• WHAT IS EXPECTED: Copy each line from the data that has the word "anatomy" in it.

============

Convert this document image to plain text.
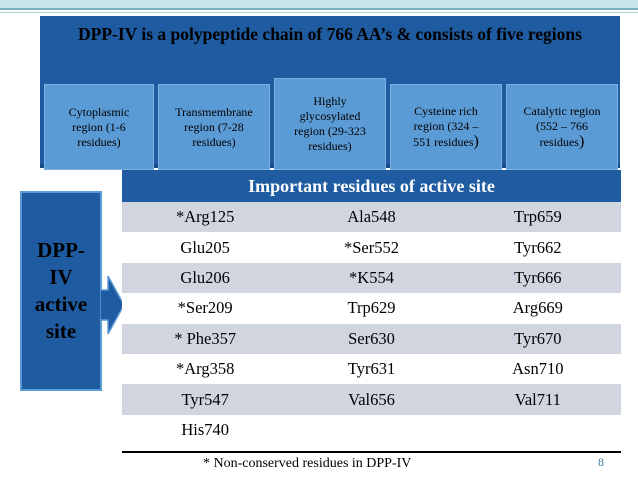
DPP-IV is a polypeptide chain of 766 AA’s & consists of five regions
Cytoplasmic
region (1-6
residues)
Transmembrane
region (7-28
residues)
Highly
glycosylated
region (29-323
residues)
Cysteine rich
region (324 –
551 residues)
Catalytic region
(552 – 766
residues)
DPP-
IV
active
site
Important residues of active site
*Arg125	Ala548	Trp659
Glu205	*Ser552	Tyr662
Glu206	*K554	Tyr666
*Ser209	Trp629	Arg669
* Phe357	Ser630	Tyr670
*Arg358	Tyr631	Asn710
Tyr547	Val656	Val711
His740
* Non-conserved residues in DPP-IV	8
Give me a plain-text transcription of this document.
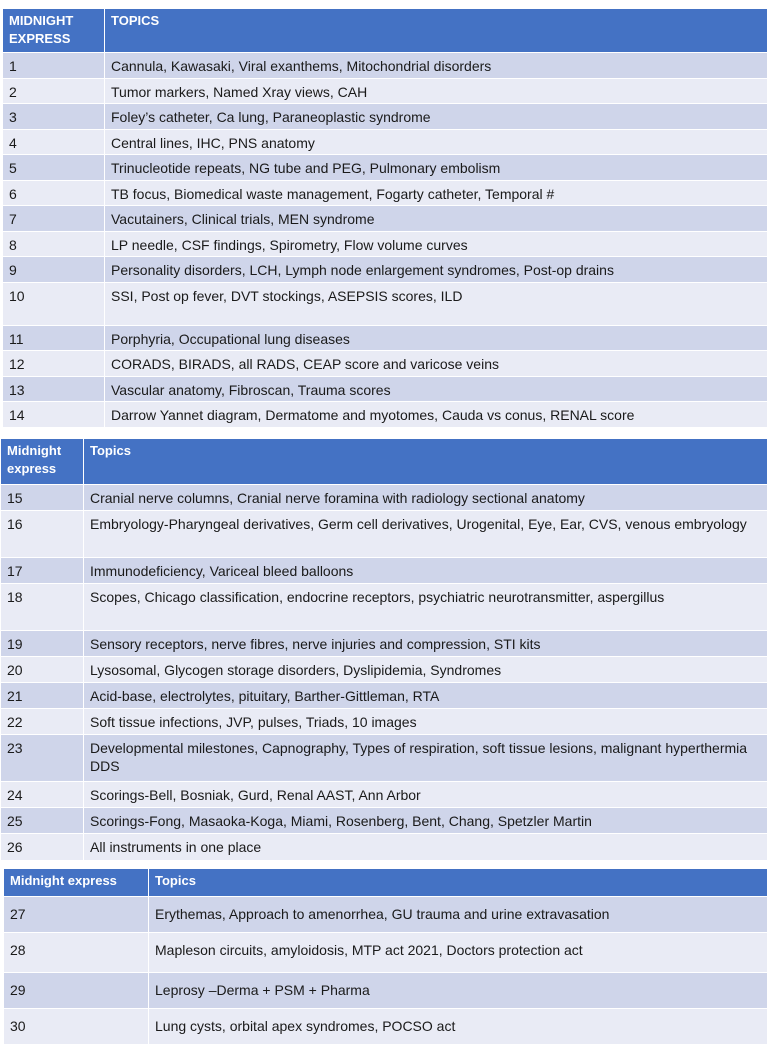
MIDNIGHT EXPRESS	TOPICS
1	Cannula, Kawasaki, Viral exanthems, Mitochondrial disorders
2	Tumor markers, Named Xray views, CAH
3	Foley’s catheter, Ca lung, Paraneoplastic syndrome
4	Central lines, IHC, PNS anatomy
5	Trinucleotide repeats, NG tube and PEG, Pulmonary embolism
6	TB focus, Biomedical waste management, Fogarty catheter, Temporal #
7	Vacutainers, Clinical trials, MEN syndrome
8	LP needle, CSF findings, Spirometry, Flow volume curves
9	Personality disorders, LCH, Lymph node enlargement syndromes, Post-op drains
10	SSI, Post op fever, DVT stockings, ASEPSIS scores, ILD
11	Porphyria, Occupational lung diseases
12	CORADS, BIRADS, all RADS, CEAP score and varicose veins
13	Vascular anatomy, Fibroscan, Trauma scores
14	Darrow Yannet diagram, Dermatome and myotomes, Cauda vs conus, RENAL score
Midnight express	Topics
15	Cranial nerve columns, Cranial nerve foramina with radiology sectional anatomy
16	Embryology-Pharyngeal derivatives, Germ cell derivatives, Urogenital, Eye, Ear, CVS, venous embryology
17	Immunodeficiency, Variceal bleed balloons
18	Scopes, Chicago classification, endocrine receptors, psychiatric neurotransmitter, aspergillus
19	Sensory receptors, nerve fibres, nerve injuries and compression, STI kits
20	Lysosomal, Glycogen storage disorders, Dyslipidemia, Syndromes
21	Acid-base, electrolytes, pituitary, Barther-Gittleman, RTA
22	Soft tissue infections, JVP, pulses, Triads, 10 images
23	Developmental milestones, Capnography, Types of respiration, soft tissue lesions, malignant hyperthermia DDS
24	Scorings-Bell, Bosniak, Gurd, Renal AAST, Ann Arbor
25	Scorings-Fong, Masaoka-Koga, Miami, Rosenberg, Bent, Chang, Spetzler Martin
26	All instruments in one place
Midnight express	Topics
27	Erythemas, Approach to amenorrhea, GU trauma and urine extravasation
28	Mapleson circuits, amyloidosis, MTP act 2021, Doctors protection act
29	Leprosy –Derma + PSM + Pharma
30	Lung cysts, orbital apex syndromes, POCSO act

============

• EXPECTED OUTPUT:
4	Central lines, IHC, PNS anatomy
13	Vascular anatomy, Fibroscan, Trauma scores
15	Cranial nerve columns, Cranial nerve foramina with radiology sectional anatomy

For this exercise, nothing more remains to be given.